- _Your task_:
Read through the data and report every line in which the word "right" occurs.

_____

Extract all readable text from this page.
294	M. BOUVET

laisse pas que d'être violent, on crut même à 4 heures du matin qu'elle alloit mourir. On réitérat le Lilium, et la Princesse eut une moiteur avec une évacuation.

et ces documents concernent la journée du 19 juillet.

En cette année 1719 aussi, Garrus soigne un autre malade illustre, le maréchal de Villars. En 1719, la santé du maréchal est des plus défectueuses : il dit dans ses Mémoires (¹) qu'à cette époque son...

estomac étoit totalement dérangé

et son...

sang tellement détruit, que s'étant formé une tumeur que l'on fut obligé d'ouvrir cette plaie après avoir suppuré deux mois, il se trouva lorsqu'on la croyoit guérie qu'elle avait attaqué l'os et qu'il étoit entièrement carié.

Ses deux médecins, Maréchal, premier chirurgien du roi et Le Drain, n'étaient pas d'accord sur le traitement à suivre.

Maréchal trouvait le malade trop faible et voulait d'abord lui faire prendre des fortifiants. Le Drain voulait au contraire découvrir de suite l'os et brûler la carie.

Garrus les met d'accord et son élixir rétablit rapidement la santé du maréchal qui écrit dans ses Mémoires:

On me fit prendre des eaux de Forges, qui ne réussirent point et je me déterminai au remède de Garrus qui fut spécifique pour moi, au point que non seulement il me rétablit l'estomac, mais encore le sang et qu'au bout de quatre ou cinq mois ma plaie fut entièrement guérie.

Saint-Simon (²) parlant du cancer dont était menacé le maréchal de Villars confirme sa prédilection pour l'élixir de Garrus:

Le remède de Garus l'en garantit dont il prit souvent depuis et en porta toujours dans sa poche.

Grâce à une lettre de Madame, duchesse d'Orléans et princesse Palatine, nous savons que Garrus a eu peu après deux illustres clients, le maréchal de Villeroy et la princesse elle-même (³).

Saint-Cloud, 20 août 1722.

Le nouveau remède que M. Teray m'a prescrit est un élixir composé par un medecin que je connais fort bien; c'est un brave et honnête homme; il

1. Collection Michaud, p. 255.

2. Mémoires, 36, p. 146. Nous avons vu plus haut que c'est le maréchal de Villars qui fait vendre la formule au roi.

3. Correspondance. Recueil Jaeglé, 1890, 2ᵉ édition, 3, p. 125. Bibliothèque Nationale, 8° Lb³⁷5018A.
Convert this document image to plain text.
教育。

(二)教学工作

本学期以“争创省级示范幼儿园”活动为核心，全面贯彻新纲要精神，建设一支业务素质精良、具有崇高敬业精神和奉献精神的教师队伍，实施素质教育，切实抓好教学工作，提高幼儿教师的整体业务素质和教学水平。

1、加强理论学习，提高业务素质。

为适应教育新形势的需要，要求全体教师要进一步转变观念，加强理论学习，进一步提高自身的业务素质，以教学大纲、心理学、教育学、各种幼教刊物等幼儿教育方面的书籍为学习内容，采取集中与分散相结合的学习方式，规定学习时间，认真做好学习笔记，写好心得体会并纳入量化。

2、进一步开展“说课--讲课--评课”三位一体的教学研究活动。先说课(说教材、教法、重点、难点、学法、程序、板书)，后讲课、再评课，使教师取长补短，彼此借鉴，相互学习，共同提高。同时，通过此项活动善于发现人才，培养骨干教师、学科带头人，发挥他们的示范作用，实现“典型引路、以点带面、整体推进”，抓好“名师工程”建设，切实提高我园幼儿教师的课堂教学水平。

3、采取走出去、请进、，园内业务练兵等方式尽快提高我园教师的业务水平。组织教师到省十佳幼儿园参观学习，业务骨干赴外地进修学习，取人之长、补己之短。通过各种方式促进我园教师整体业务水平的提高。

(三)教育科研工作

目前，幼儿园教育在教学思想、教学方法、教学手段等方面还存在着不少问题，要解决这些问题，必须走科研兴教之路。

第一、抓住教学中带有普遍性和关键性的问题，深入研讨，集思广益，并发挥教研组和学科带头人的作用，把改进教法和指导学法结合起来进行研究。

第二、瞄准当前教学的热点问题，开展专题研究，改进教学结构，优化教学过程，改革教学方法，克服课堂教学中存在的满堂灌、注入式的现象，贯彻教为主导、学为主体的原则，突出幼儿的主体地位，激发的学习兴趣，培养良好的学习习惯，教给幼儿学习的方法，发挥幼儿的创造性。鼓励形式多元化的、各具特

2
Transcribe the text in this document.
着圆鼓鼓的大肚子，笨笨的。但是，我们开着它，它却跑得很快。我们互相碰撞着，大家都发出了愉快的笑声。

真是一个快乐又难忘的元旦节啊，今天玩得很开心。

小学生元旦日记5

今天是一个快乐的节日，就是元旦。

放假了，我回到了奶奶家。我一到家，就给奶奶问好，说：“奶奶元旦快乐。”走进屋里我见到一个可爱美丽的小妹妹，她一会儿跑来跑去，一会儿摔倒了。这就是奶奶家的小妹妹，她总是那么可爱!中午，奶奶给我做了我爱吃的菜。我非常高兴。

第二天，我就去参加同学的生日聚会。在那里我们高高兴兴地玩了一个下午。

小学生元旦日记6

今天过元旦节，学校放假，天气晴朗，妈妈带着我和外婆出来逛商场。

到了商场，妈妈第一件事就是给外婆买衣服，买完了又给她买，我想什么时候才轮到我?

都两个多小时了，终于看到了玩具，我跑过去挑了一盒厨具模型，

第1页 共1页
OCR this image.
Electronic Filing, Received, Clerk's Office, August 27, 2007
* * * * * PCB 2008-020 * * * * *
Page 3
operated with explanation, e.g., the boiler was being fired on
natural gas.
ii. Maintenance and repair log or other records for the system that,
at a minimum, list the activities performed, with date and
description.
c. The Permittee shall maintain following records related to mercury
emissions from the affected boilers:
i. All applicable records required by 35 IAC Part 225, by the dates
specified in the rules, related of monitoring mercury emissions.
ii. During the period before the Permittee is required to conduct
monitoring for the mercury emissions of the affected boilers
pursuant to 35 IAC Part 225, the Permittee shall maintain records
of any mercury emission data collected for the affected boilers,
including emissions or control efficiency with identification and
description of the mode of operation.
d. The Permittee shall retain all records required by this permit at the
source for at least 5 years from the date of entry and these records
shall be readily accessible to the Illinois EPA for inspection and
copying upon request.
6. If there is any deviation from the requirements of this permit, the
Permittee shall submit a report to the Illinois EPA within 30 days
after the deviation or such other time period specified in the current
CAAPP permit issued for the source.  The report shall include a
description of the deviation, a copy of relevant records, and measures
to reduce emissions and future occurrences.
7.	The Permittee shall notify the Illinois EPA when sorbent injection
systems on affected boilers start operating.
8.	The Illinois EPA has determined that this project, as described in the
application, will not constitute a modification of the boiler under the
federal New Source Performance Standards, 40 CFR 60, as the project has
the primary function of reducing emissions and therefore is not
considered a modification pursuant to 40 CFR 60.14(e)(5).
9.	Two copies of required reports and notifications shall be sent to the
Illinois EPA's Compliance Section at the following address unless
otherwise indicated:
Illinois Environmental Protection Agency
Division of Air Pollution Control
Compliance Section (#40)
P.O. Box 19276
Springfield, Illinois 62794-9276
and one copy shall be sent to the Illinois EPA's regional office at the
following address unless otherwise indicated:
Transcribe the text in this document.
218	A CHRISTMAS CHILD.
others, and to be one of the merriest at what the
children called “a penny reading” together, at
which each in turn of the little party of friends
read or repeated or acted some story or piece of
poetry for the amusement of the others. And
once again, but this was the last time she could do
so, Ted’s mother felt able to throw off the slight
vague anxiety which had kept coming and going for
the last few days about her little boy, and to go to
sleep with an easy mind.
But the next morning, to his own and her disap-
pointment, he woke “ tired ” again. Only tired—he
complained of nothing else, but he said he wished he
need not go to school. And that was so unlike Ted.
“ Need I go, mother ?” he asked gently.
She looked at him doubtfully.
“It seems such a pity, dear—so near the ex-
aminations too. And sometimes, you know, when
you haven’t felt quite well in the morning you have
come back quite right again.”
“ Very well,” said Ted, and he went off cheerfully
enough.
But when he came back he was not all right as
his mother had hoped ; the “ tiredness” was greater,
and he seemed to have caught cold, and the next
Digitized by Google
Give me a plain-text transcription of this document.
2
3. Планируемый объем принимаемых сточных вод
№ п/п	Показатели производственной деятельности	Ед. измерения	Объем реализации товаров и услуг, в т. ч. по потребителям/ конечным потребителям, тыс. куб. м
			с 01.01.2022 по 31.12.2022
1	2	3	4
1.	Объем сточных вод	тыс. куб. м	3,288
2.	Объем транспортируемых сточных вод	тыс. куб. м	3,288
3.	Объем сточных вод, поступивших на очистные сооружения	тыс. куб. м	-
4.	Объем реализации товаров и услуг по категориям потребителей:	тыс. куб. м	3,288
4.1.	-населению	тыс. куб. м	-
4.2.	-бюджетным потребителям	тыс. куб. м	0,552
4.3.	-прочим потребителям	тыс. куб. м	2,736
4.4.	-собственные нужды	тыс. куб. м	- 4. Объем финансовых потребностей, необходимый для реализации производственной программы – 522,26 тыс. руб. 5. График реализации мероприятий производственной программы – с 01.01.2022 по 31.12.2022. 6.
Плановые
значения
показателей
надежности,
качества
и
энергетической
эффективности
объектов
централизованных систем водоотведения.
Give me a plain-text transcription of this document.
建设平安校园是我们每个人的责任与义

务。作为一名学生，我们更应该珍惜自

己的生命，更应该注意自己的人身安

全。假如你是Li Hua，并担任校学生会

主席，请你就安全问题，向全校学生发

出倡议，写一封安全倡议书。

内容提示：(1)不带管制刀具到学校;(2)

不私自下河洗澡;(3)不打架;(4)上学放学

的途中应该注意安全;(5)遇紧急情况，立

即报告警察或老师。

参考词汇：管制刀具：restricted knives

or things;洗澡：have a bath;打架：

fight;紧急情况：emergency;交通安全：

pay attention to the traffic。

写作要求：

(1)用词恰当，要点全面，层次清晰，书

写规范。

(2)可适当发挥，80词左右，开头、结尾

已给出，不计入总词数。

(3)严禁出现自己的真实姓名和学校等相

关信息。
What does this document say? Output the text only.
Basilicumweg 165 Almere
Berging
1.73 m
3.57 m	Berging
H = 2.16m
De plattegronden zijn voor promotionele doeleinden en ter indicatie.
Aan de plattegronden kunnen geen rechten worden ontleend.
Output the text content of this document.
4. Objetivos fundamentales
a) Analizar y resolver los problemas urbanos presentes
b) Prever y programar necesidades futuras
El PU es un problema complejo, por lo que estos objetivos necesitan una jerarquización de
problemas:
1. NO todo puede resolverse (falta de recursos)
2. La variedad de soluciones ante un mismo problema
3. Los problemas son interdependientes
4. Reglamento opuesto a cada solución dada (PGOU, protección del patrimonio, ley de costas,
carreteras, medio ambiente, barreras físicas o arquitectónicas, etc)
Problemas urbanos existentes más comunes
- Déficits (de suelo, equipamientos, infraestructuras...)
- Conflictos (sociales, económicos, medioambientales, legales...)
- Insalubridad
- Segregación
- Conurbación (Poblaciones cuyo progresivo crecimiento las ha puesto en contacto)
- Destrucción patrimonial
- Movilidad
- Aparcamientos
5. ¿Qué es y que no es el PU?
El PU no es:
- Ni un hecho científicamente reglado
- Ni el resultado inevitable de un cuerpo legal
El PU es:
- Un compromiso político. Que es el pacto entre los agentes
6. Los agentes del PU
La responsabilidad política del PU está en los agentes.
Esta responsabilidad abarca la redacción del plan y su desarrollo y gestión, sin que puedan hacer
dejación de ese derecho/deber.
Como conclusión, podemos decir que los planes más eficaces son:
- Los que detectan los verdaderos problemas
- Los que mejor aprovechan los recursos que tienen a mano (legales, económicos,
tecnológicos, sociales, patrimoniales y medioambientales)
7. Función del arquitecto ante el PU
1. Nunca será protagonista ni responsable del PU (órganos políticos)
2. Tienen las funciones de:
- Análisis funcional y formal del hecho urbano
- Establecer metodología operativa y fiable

_____

- _Solution_:
come back quite right again.”
But when he came back he was not all right as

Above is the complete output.